[Dataset items]
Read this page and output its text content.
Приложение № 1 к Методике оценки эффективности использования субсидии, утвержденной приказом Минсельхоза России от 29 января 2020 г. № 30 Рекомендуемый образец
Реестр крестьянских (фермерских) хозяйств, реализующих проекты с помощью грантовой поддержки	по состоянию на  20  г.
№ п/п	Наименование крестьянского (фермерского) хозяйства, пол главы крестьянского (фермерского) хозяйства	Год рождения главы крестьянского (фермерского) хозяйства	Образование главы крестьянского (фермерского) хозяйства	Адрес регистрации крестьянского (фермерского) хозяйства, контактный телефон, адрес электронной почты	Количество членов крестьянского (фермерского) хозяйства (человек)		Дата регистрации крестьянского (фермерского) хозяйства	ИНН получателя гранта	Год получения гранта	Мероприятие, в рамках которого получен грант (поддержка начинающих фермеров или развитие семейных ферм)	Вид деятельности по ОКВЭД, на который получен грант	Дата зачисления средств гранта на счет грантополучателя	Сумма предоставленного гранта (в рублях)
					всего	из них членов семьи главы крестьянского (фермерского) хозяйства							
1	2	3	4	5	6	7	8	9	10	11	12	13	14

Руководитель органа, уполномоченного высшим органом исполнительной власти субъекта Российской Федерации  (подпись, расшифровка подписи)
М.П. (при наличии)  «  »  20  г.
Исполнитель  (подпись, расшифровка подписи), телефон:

◆ **PROBLEM**: Repeat the material word for word, in full.

◆ **RESPONSE TO THE TASK**:
Read this page and output its text content.
Приложение № 1 к Методике оценки эффективности использования субсидии, утвержденной приказом Минсельхоза России от 29 января 2020 г. № 30 Рекомендуемый образец
Реестр крестьянских (фермерских) хозяйств, реализующих проекты с помощью грантовой поддержки	по состоянию на  20  г.
№ п/п	Наименование крестьянского (фермерского) хозяйства, пол главы крестьянского (фермерского) хозяйства	Год рождения главы крестьянского (фермерского) хозяйства	Образование главы крестьянского (фермерского) хозяйства	Адрес регистрации крестьянского (фермерского) хозяйства, контактный телефон, адрес электронной почты	Количество членов крестьянского (фермерского) хозяйства (человек)		Дата регистрации крестьянского (фермерского) хозяйства	ИНН получателя гранта	Год получения гранта	Мероприятие, в рамках которого получен грант (поддержка начинающих фермеров или развитие семейных ферм)	Вид деятельности по ОКВЭД, на который получен грант	Дата зачисления средств гранта на счет грантополучателя	Сумма предоставленного гранта (в рублях)
					всего	из них членов семьи главы крестьянского (фермерского) хозяйства							
1	2	3	4	5	6	7	8	9	10	11	12	13	14

Руководитель органа, уполномоченного высшим органом исполнительной власти субъекта Российской Федерации  (подпись, расшифровка подписи)
М.П. (при наличии)  «  »  20  г.
Исполнитель  (подпись, расшифровка подписи), телефон:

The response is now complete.